■ Given task ■
Reproduce every line of the data below verbatim, keeping the original order.

[start Data supplied]

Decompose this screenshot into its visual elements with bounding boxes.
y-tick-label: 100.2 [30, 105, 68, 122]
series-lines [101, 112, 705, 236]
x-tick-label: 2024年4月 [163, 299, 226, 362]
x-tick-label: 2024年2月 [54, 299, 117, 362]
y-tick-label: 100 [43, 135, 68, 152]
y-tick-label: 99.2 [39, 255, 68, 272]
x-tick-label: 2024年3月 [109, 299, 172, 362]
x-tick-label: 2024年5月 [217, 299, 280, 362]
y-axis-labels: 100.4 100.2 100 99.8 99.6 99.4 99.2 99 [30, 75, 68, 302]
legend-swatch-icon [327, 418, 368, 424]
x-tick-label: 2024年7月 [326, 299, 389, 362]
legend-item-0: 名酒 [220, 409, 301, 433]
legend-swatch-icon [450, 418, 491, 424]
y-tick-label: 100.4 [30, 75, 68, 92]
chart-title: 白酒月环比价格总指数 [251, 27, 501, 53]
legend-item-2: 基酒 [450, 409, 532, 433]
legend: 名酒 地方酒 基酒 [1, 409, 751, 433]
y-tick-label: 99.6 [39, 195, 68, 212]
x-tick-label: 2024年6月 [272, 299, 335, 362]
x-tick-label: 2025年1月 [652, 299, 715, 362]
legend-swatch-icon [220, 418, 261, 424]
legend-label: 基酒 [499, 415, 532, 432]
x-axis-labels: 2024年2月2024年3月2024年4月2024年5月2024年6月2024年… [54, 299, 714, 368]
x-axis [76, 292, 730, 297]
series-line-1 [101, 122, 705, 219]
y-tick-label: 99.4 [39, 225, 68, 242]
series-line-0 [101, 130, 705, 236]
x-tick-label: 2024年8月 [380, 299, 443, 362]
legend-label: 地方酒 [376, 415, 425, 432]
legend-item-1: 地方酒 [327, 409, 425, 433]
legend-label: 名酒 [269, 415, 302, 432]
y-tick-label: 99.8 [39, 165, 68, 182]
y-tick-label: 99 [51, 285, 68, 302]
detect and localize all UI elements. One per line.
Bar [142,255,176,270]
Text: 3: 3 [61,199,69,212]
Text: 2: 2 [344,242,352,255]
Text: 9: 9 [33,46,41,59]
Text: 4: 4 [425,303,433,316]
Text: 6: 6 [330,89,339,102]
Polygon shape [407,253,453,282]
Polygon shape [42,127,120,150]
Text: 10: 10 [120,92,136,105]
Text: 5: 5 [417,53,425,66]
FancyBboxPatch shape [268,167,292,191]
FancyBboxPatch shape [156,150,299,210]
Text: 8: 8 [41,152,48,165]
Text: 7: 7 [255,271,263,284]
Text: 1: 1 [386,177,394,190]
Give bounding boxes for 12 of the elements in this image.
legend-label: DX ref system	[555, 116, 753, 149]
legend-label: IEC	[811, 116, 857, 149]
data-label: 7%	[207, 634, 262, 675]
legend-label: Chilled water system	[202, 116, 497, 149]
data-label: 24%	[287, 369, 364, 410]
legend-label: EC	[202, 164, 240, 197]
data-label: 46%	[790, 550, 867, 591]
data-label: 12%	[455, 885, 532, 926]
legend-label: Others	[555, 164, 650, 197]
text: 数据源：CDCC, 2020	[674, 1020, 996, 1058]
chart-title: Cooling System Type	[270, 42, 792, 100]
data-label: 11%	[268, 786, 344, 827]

[end Data supplied]

■ Answer to this task ■
Decompose this screenshot into its visual elements with bounding boxes.
y-tick-label: 100.2 [30, 105, 68, 122]
series-lines [101, 112, 705, 236]
x-tick-label: 2024年4月 [163, 299, 226, 362]
x-tick-label: 2024年2月 [54, 299, 117, 362]
y-tick-label: 100 [43, 135, 68, 152]
y-tick-label: 99.2 [39, 255, 68, 272]
x-tick-label: 2024年3月 [109, 299, 172, 362]
x-tick-label: 2024年5月 [217, 299, 280, 362]
y-axis-labels: 100.4 100.2 100 99.8 99.6 99.4 99.2 99 [30, 75, 68, 302]
legend-swatch-icon [327, 418, 368, 424]
x-tick-label: 2024年7月 [326, 299, 389, 362]
legend-item-0: 名酒 [220, 409, 301, 433]
legend-swatch-icon [450, 418, 491, 424]
y-tick-label: 100.4 [30, 75, 68, 92]
chart-title: 白酒月环比价格总指数 [251, 27, 501, 53]
legend-item-2: 基酒 [450, 409, 532, 433]
legend: 名酒 地方酒 基酒 [1, 409, 751, 433]
y-tick-label: 99.6 [39, 195, 68, 212]
x-tick-label: 2024年6月 [272, 299, 335, 362]
x-tick-label: 2025年1月 [652, 299, 715, 362]
legend-swatch-icon [220, 418, 261, 424]
legend-label: 基酒 [499, 415, 532, 432]
x-axis-labels: 2024年2月2024年3月2024年4月2024年5月2024年6月2024年… [54, 299, 714, 368]
x-axis [76, 292, 730, 297]
series-line-1 [101, 122, 705, 219]
y-tick-label: 99.4 [39, 225, 68, 242]
series-line-0 [101, 130, 705, 236]
x-tick-label: 2024年8月 [380, 299, 443, 362]
legend-label: 地方酒 [376, 415, 425, 432]
legend-item-1: 地方酒 [327, 409, 425, 433]
legend-label: 名酒 [269, 415, 302, 432]
y-tick-label: 99.8 [39, 165, 68, 182]
y-tick-label: 99 [51, 285, 68, 302]
detect and localize all UI elements. One per line.
Bar [142,255,176,270]
Text: 3: 3 [61,199,69,212]
Text: 2: 2 [344,242,352,255]
Text: 9: 9 [33,46,41,59]
Text: 4: 4 [425,303,433,316]
Text: 6: 6 [330,89,339,102]
Polygon shape [407,253,453,282]
Polygon shape [42,127,120,150]
Text: 10: 10 [120,92,136,105]
Text: 5: 5 [417,53,425,66]
FancyBboxPatch shape [268,167,292,191]
FancyBboxPatch shape [156,150,299,210]
Text: 8: 8 [41,152,48,165]
Text: 7: 7 [255,271,263,284]
Text: 1: 1 [386,177,394,190]
Give bounding boxes for 12 of the elements in this image.
legend-label: DX ref system	[555, 116, 753, 149]
legend-label: IEC	[811, 116, 857, 149]
data-label: 7%	[207, 634, 262, 675]
legend-label: Chilled water system	[202, 116, 497, 149]
data-label: 24%	[287, 369, 364, 410]
legend-label: EC	[202, 164, 240, 197]
data-label: 46%	[790, 550, 867, 591]
data-label: 12%	[455, 885, 532, 926]
legend-label: Others	[555, 164, 650, 197]
text: 数据源：CDCC, 2020	[674, 1020, 996, 1058]
chart-title: Cooling System Type	[270, 42, 792, 100]
data-label: 11%	[268, 786, 344, 827]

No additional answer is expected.